• Task statement: Please transcribe the stretch from "Summary of Previous" through "and basic tests)" of the Tier1 CASTOR weekly operations notes.

• Excerpted passage:

Start

RAL Tier1 weekly operations castor 22/03/2010

Summary of Previous Week

Matthew:
- Mostly away on paternity leave
Shaun:
- Detailed Planning of 2.1.8/9 upgrades
- Started testing SRM 2.8-6 on certification
- Worked on preparation for PreProd stress testing
- Planning for LHCb Jamboree
- Slide prep for open day
Chris:
- Testing maximum number of job slots for root protocol with Raja
- Built 4 cold stand-by central castor servers (still need the final configuration and basic tests)
- Deploying disk servers
- DepMon duties
- Castor on Call duties
- Doing work related to Tier1 Security Group project
Cheney:
- ..
Tim:
- Drained CS5116, may have issues, no data loss
- T10K testing on preprod
Richard:
- Further tweaks to stress-testing suite in preparation for benchmarking exercise
Brian:
- Disk server removal
Jens:
- ..

Matthew:
- 2.1.8/2.1.9 strategy
- Polymorphic servers' 'morphing' scripts
- Tier1 talk
Shaun:
- LHCb Jamboree
- Progress Strategic Objectives
- Testing SRM 2.8-6
- Progressing Stress Testing on pre-prod
Chris:
- Finish configuring and testing cold stand-by central castor servers
- Continue doing work related to Tier1 Security Group project
- DepMon duties
- Castor on Call duties (Mon-Tue)
- Progress with Quattor tape server
- Stress tests on PreProd (part of castor upgrade plan)

End

• Supplied material:
Start

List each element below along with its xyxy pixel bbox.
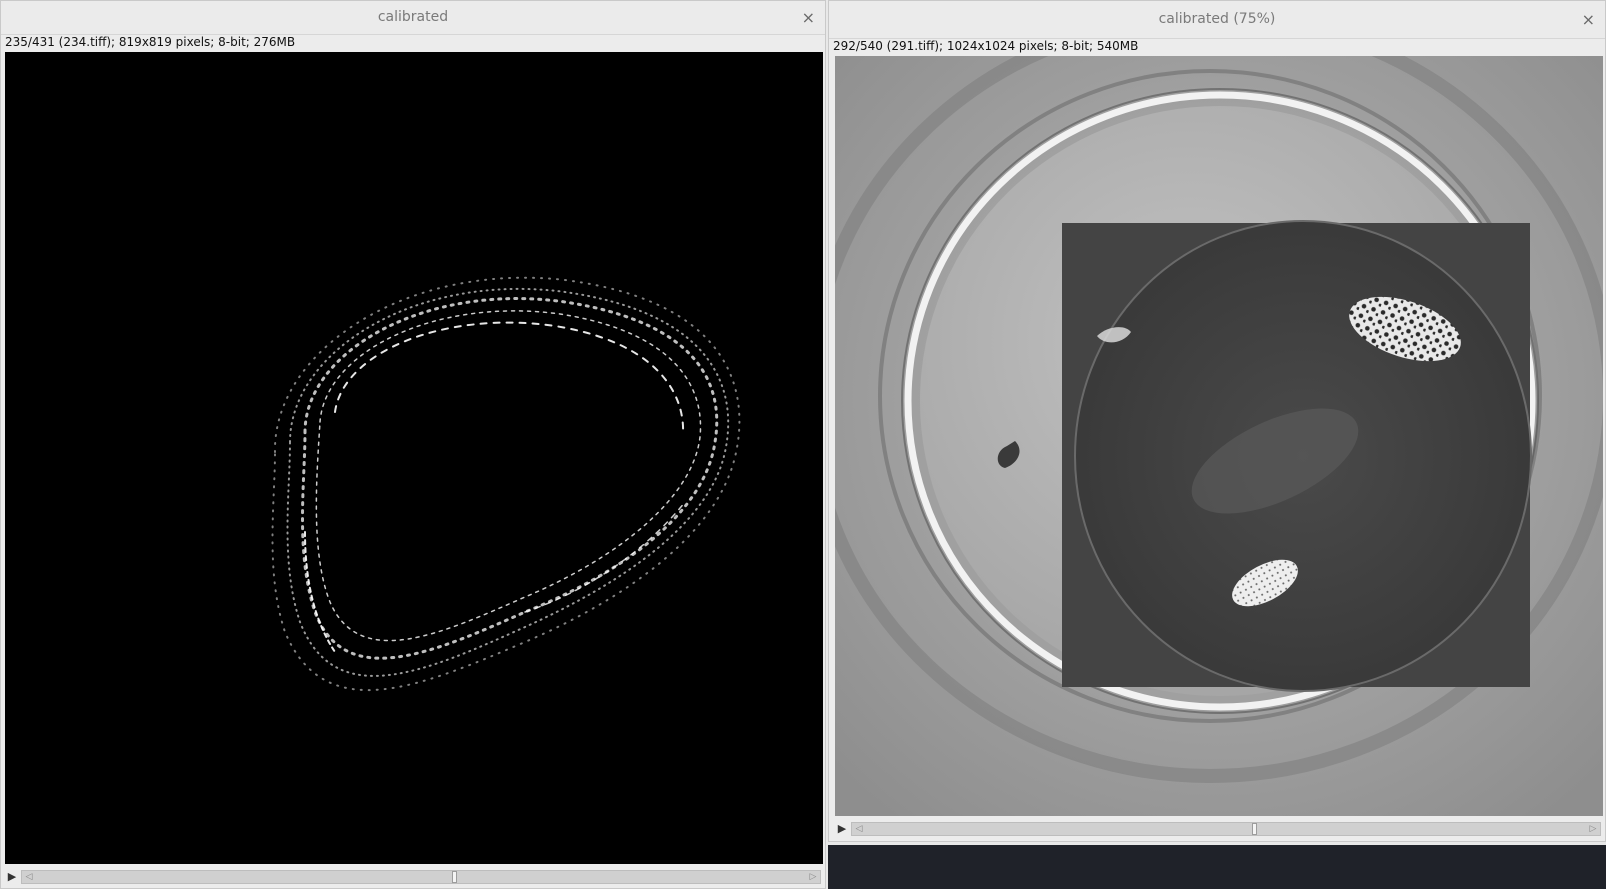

End

• Result of this exercise:
Summary of Previous Week

Matthew:
- Mostly away on paternity leave
Shaun:
- Detailed Planning of 2.1.8/9 upgrades
- Started testing SRM 2.8-6 on certification
- Worked on preparation for PreProd stress testing
- Planning for LHCb Jamboree
- Slide prep for open day
Chris:
- Testing maximum number of job slots for root protocol with Raja
- Built 4 cold stand-by central castor servers (still need the final configuration and basic tests)